WHAT IS REQUIRED
The required output consists solely of the lines from the line containing "What does this" through the end of the records, copied exactly.

+++ MATERIAL FOR THIS TASK +++

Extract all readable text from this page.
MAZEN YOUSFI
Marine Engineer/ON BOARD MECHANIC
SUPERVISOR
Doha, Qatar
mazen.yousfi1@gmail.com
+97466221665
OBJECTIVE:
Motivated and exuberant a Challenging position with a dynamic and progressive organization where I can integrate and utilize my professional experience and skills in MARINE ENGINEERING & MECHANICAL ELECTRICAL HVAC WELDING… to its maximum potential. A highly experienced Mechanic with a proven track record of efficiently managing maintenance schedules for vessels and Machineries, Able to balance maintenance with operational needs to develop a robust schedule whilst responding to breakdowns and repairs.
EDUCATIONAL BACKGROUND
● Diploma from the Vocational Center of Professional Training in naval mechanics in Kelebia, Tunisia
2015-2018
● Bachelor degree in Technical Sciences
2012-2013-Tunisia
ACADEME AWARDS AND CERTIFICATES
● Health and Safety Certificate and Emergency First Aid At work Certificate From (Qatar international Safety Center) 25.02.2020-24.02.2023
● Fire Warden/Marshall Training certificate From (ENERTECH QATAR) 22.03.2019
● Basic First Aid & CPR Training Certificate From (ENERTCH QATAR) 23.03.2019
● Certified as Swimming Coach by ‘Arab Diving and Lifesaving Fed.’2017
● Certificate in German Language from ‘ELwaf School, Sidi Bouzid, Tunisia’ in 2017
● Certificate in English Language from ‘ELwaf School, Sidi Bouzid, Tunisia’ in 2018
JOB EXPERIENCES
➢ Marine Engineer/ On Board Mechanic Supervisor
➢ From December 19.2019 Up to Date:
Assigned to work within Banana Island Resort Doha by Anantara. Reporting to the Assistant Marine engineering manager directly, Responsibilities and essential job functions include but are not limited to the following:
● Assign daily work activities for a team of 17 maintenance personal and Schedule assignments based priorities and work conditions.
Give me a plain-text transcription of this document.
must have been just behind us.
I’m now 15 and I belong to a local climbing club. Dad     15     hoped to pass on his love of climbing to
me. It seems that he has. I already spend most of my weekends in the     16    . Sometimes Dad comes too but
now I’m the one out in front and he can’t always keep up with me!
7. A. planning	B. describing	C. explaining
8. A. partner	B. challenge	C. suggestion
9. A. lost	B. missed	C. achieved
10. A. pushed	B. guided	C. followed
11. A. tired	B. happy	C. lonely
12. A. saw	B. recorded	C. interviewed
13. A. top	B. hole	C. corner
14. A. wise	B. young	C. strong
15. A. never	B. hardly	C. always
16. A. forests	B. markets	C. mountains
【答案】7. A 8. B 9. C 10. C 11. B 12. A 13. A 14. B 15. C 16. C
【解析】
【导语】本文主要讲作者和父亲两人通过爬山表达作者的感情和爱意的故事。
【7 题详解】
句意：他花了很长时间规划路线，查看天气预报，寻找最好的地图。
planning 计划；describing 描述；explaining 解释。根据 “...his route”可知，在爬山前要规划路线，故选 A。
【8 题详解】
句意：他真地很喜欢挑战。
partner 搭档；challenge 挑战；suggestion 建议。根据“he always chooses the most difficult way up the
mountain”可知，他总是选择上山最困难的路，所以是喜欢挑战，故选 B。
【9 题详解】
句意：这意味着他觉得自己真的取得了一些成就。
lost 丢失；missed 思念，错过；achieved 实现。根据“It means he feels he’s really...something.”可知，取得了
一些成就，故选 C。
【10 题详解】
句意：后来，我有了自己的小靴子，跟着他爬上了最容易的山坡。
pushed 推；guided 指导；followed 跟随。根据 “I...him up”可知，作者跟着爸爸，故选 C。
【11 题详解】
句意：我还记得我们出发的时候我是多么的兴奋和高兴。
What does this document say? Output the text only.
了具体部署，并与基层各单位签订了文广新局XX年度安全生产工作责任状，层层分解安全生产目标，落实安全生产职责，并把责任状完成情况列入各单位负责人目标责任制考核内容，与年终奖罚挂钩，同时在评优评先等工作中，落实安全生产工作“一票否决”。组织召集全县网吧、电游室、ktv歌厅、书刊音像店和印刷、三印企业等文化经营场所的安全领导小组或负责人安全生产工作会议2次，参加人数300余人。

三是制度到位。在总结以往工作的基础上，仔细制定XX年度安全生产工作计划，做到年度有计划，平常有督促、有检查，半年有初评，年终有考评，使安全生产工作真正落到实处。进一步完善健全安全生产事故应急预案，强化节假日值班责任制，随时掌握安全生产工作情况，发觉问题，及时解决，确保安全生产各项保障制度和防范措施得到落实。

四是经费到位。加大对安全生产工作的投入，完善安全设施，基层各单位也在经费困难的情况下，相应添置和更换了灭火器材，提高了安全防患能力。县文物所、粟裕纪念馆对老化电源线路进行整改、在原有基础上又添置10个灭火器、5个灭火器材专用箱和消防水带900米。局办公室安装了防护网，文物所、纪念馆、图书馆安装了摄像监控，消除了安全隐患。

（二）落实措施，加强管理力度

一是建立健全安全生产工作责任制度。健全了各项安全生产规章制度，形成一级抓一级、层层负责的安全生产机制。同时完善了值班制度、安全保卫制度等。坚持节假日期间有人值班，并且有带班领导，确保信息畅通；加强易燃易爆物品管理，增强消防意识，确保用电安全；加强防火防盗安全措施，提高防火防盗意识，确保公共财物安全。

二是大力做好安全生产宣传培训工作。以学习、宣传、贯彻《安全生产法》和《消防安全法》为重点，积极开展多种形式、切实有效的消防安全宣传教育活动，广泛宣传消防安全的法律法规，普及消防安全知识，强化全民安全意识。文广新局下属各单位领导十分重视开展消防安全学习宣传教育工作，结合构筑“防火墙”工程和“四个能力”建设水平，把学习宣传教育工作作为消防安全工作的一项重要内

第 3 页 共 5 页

+++

PROBLEM SOLUTION
What does this document say? Output the text only.
了具体部署，并与基层各单位签订了文广新局XX年度安全生产工作责任状，层层分解安全生产目标，落实安全生产职责，并把责任状完成情况列入各单位负责人目标责任制考核内容，与年终奖罚挂钩，同时在评优评先等工作中，落实安全生产工作“一票否决”。组织召集全县网吧、电游室、ktv歌厅、书刊音像店和印刷、三印企业等文化经营场所的安全领导小组或负责人安全生产工作会议2次，参加人数300余人。

三是制度到位。在总结以往工作的基础上，仔细制定XX年度安全生产工作计划，做到年度有计划，平常有督促、有检查，半年有初评，年终有考评，使安全生产工作真正落到实处。进一步完善健全安全生产事故应急预案，强化节假日值班责任制，随时掌握安全生产工作情况，发觉问题，及时解决，确保安全生产各项保障制度和防范措施得到落实。

四是经费到位。加大对安全生产工作的投入，完善安全设施，基层各单位也在经费困难的情况下，相应添置和更换了灭火器材，提高了安全防患能力。县文物所、粟裕纪念馆对老化电源线路进行整改、在原有基础上又添置10个灭火器、5个灭火器材专用箱和消防水带900米。局办公室安装了防护网，文物所、纪念馆、图书馆安装了摄像监控，消除了安全隐患。

（二）落实措施，加强管理力度

一是建立健全安全生产工作责任制度。健全了各项安全生产规章制度，形成一级抓一级、层层负责的安全生产机制。同时完善了值班制度、安全保卫制度等。坚持节假日期间有人值班，并且有带班领导，确保信息畅通；加强易燃易爆物品管理，增强消防意识，确保用电安全；加强防火防盗安全措施，提高防火防盗意识，确保公共财物安全。

二是大力做好安全生产宣传培训工作。以学习、宣传、贯彻《安全生产法》和《消防安全法》为重点，积极开展多种形式、切实有效的消防安全宣传教育活动，广泛宣传消防安全的法律法规，普及消防安全知识，强化全民安全意识。文广新局下属各单位领导十分重视开展消防安全学习宣传教育工作，结合构筑“防火墙”工程和“四个能力”建设水平，把学习宣传教育工作作为消防安全工作的一项重要内

第 3 页 共 5 页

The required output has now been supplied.